++++ SUPPLIED MATERIAL

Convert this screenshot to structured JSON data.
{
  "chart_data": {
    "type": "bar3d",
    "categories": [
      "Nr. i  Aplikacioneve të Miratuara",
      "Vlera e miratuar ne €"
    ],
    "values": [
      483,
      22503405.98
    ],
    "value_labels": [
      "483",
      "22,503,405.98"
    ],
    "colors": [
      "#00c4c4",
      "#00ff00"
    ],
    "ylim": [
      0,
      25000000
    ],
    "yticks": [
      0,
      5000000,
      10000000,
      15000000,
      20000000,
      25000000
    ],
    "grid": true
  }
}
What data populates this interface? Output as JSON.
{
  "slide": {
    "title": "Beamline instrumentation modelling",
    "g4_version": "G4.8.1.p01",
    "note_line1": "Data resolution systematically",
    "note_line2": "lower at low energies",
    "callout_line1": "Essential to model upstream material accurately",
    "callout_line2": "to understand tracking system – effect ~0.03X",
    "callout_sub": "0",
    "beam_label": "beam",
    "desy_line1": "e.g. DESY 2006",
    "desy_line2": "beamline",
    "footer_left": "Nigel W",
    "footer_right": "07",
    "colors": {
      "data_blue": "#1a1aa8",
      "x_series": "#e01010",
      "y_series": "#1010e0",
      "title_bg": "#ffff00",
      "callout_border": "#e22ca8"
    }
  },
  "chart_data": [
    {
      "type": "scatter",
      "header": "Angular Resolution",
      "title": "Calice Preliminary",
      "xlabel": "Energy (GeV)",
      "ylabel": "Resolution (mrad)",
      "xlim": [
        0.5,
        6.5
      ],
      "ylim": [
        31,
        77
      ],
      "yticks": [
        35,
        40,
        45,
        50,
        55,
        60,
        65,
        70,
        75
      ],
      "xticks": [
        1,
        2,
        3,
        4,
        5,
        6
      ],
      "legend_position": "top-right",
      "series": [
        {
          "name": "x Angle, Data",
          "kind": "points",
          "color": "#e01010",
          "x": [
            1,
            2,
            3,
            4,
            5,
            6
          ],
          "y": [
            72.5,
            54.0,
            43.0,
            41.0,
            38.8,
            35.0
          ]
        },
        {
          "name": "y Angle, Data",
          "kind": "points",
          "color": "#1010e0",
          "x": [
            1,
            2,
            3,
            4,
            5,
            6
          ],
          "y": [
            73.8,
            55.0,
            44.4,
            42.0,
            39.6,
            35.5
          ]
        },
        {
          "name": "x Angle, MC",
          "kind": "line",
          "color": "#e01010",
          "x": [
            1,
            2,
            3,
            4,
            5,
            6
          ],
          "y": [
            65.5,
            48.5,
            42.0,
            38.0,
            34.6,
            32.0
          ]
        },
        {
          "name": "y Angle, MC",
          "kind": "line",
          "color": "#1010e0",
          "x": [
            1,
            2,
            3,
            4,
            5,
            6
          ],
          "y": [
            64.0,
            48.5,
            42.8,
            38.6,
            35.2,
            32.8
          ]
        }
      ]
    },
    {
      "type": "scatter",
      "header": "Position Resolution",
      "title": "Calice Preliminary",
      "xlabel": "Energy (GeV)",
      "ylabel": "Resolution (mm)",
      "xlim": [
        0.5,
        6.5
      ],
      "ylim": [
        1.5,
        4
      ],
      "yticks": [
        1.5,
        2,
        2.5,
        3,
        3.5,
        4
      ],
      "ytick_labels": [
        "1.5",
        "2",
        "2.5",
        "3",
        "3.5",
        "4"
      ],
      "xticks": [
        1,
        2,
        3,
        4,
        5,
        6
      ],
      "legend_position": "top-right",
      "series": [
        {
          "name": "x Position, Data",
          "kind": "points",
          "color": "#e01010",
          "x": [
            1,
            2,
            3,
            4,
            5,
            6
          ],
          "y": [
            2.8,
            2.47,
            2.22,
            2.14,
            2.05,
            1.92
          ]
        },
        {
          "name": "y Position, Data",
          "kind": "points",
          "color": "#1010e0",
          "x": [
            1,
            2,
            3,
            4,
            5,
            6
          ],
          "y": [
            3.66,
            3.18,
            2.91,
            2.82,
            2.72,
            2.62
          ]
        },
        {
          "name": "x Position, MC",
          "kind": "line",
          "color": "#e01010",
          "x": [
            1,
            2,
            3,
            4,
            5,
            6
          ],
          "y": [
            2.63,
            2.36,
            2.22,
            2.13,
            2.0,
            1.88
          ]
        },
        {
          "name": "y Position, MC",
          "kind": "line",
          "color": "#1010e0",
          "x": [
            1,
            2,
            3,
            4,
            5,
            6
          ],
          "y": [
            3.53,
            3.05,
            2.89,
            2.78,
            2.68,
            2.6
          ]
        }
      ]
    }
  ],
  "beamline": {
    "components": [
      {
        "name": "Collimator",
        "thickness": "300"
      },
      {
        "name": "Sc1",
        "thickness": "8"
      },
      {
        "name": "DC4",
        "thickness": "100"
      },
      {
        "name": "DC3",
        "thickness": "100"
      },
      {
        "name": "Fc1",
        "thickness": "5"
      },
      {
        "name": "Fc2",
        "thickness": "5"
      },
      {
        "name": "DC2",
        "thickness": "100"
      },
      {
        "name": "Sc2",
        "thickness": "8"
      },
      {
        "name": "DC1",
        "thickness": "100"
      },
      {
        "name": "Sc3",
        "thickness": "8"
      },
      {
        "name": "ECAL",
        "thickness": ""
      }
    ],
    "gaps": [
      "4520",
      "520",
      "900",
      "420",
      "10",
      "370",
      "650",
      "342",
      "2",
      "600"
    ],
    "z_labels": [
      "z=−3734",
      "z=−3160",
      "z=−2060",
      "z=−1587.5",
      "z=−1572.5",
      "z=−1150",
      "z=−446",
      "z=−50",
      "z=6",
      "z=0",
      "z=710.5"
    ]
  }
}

++++++++

§ REQUIREMENTS: Each line of the material must be restated exactly.

§ EXERCISE ANSWER:
Convert this screenshot to structured JSON data.
{
  "chart_data": {
    "type": "bar3d",
    "categories": [
      "Nr. i  Aplikacioneve të Miratuara",
      "Vlera e miratuar ne €"
    ],
    "values": [
      483,
      22503405.98
    ],
    "value_labels": [
      "483",
      "22,503,405.98"
    ],
    "colors": [
      "#00c4c4",
      "#00ff00"
    ],
    "ylim": [
      0,
      25000000
    ],
    "yticks": [
      0,
      5000000,
      10000000,
      15000000,
      20000000,
      25000000
    ],
    "grid": true
  }
}
What data populates this interface? Output as JSON.
{
  "slide": {
    "title": "Beamline instrumentation modelling",
    "g4_version": "G4.8.1.p01",
    "note_line1": "Data resolution systematically",
    "note_line2": "lower at low energies",
    "callout_line1": "Essential to model upstream material accurately",
    "callout_line2": "to understand tracking system – effect ~0.03X",
    "callout_sub": "0",
    "beam_label": "beam",
    "desy_line1": "e.g. DESY 2006",
    "desy_line2": "beamline",
    "footer_left": "Nigel W",
    "footer_right": "07",
    "colors": {
      "data_blue": "#1a1aa8",
      "x_series": "#e01010",
      "y_series": "#1010e0",
      "title_bg": "#ffff00",
      "callout_border": "#e22ca8"
    }
  },
  "chart_data": [
    {
      "type": "scatter",
      "header": "Angular Resolution",
      "title": "Calice Preliminary",
      "xlabel": "Energy (GeV)",
      "ylabel": "Resolution (mrad)",
      "xlim": [
        0.5,
        6.5
      ],
      "ylim": [
        31,
        77
      ],
      "yticks": [
        35,
        40,
        45,
        50,
        55,
        60,
        65,
        70,
        75
      ],
      "xticks": [
        1,
        2,
        3,
        4,
        5,
        6
      ],
      "legend_position": "top-right",
      "series": [
        {
          "name": "x Angle, Data",
          "kind": "points",
          "color": "#e01010",
          "x": [
            1,
            2,
            3,
            4,
            5,
            6
          ],
          "y": [
            72.5,
            54.0,
            43.0,
            41.0,
            38.8,
            35.0
          ]
        },
        {
          "name": "y Angle, Data",
          "kind": "points",
          "color": "#1010e0",
          "x": [
            1,
            2,
            3,
            4,
            5,
            6
          ],
          "y": [
            73.8,
            55.0,
            44.4,
            42.0,
            39.6,
            35.5
          ]
        },
        {
          "name": "x Angle, MC",
          "kind": "line",
          "color": "#e01010",
          "x": [
            1,
            2,
            3,
            4,
            5,
            6
          ],
          "y": [
            65.5,
            48.5,
            42.0,
            38.0,
            34.6,
            32.0
          ]
        },
        {
          "name": "y Angle, MC",
          "kind": "line",
          "color": "#1010e0",
          "x": [
            1,
            2,
            3,
            4,
            5,
            6
          ],
          "y": [
            64.0,
            48.5,
            42.8,
            38.6,
            35.2,
            32.8
          ]
        }
      ]
    },
    {
      "type": "scatter",
      "header": "Position Resolution",
      "title": "Calice Preliminary",
      "xlabel": "Energy (GeV)",
      "ylabel": "Resolution (mm)",
      "xlim": [
        0.5,
        6.5
      ],
      "ylim": [
        1.5,
        4
      ],
      "yticks": [
        1.5,
        2,
        2.5,
        3,
        3.5,
        4
      ],
      "ytick_labels": [
        "1.5",
        "2",
        "2.5",
        "3",
        "3.5",
        "4"
      ],
      "xticks": [
        1,
        2,
        3,
        4,
        5,
        6
      ],
      "legend_position": "top-right",
      "series": [
        {
          "name": "x Position, Data",
          "kind": "points",
          "color": "#e01010",
          "x": [
            1,
            2,
            3,
            4,
            5,
            6
          ],
          "y": [
            2.8,
            2.47,
            2.22,
            2.14,
            2.05,
            1.92
          ]
        },
        {
          "name": "y Position, Data",
          "kind": "points",
          "color": "#1010e0",
          "x": [
            1,
            2,
            3,
            4,
            5,
            6
          ],
          "y": [
            3.66,
            3.18,
            2.91,
            2.82,
            2.72,
            2.62
          ]
        },
        {
          "name": "x Position, MC",
          "kind": "line",
          "color": "#e01010",
          "x": [
            1,
            2,
            3,
            4,
            5,
            6
          ],
          "y": [
            2.63,
            2.36,
            2.22,
            2.13,
            2.0,
            1.88
          ]
        },
        {
          "name": "y Position, MC",
          "kind": "line",
          "color": "#1010e0",
          "x": [
            1,
            2,
            3,
            4,
            5,
            6
          ],
          "y": [
            3.53,
            3.05,
            2.89,
            2.78,
            2.68,
            2.6
          ]
        }
      ]
    }
  ],
  "beamline": {
    "components": [
      {
        "name": "Collimator",
        "thickness": "300"
      },
      {
        "name": "Sc1",
        "thickness": "8"
      },
      {
        "name": "DC4",
        "thickness": "100"
      },
      {
        "name": "DC3",
        "thickness": "100"
      },
      {
        "name": "Fc1",
        "thickness": "5"
      },
      {
        "name": "Fc2",
        "thickness": "5"
      },
      {
        "name": "DC2",
        "thickness": "100"
      },
      {
        "name": "Sc2",
        "thickness": "8"
      },
      {
        "name": "DC1",
        "thickness": "100"
      },
      {
        "name": "Sc3",
        "thickness": "8"
      },
      {
        "name": "ECAL",
        "thickness": ""
      }
    ],
    "gaps": [
      "4520",
      "520",
      "900",
      "420",
      "10",
      "370",
      "650",
      "342",
      "2",
      "600"
    ],
    "z_labels": [
      "z=−3734",
      "z=−3160",
      "z=−2060",
      "z=−1587.5",
      "z=−1572.5",
      "z=−1150",
      "z=−446",
      "z=−50",
      "z=6",
      "z=0",
      "z=710.5"
    ]
  }
}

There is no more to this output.